● Stored records
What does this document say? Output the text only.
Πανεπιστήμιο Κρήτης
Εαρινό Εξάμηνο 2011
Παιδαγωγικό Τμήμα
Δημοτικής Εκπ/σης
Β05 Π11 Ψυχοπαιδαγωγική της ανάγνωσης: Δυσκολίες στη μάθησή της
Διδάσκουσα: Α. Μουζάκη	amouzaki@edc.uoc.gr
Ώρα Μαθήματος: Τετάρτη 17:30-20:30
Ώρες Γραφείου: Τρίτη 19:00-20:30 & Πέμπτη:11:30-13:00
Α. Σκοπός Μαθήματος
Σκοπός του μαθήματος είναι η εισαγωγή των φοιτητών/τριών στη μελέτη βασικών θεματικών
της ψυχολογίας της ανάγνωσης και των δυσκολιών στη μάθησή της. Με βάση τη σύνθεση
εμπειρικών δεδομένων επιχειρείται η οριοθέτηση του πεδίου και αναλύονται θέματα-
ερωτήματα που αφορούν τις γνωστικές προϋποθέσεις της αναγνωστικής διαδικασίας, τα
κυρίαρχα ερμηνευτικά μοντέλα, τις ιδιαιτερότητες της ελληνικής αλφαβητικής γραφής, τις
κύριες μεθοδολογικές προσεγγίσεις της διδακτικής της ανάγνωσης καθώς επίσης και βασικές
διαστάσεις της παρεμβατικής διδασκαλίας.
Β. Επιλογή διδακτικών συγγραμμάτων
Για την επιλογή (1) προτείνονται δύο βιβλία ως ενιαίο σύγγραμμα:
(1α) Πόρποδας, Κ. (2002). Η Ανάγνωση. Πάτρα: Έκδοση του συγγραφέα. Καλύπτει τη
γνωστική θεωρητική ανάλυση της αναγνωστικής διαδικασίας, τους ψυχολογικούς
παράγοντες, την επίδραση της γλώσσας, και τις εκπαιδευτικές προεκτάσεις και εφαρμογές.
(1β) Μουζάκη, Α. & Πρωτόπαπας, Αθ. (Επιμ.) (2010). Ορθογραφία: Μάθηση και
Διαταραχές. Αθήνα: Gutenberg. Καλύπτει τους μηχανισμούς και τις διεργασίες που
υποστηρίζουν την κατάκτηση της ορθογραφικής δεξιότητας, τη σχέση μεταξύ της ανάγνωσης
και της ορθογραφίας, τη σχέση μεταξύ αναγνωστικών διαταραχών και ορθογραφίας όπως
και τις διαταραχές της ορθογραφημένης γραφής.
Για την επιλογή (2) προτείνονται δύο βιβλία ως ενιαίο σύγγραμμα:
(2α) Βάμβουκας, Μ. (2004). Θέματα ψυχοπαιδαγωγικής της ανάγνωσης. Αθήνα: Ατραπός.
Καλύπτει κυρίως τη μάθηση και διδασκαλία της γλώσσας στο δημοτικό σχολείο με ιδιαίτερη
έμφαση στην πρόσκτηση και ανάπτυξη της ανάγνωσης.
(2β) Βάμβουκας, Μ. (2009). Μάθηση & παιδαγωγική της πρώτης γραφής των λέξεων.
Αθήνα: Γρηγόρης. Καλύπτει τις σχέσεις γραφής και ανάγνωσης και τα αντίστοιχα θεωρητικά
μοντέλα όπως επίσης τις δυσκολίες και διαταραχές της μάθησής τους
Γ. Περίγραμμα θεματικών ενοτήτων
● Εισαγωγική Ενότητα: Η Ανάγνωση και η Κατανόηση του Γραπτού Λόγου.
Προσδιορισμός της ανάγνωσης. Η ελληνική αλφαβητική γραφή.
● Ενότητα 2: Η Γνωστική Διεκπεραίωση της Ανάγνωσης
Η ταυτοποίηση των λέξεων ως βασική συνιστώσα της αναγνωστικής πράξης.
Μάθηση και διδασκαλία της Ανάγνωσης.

● What the task requires
Which lines hold the word "Αθήνα"? Show each one.

● Solution to this problem
Διαταραχές. Αθήνα: Gutenberg. Καλύπτει τους μηχανισμούς και τις διεργασίες που
(2α) Βάμβουκας, Μ. (2004). Θέματα ψυχοπαιδαγωγικής της ανάγνωσης. Αθήνα: Ατραπός.
Αθήνα: Γρηγόρης. Καλύπτει τις σχέσεις γραφής και ανάγνωσης και τα αντίστοιχα θεωρητικά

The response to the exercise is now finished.